## 題目說明
請列出選錄段落中「書上示例」程式以 #include 引入的所有標頭檔名稱。

## 選錄段落
■ ■ ■ ■ ■
輸入正整數n,按從小到大的順序輸出所有形如abcde / fghij = n的表達式,其中a~j恰好爲數字0~9的一個排列(可以有前導0),2≤n≤79
input:
62
output:
79546 / 01293 = 62
94736 / 01528 = 62
書上示例:
#include<cstdio>
#include<cstring>
#include<algorithm>
using namespace std;
int main() {
int n, kase = 0;
char buf[99];
while (scanf("%d", &n) == 1 && n)
{
int cnt = 0;
if (kase++)
printf("\n");
for (int fghij = 1234; ; fghij++)
{
int abcde = fghij * n;
sprintf(buf, "%05d%05d", abcde, fghij);
if (strlen(buf) > 10) break;
sort(buf, buf + 10);
bool ok = true;
for (int i = 0; i < 10; i++)
if (buf[i] != '0' + i) ok = false;
if (ok) {
cnt++;
printf("%05d / %05d = %d\n", abcde, fghij, n);
}
}
if (!cnt) printf("There are no solutions for %d.\n", n);
}
return 0;
}
int sprintf( char *buffer, const char *format, [argument] … );
%0nd 表示輸出的整型寬度至少爲n位,不足n位用0填充
■ ■ ■ ■ ■
## 展示資料
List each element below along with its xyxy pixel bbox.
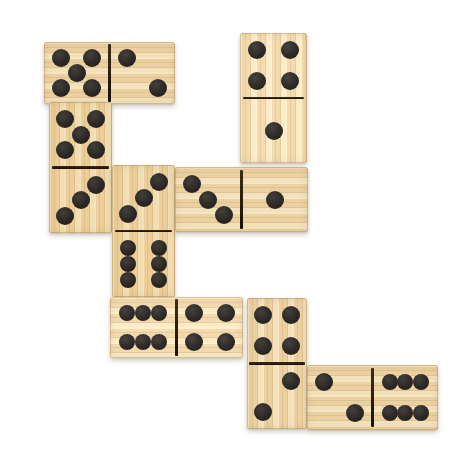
■ ■ ■ ■ ■
## 參考解答
cstdio、cstring、algorithm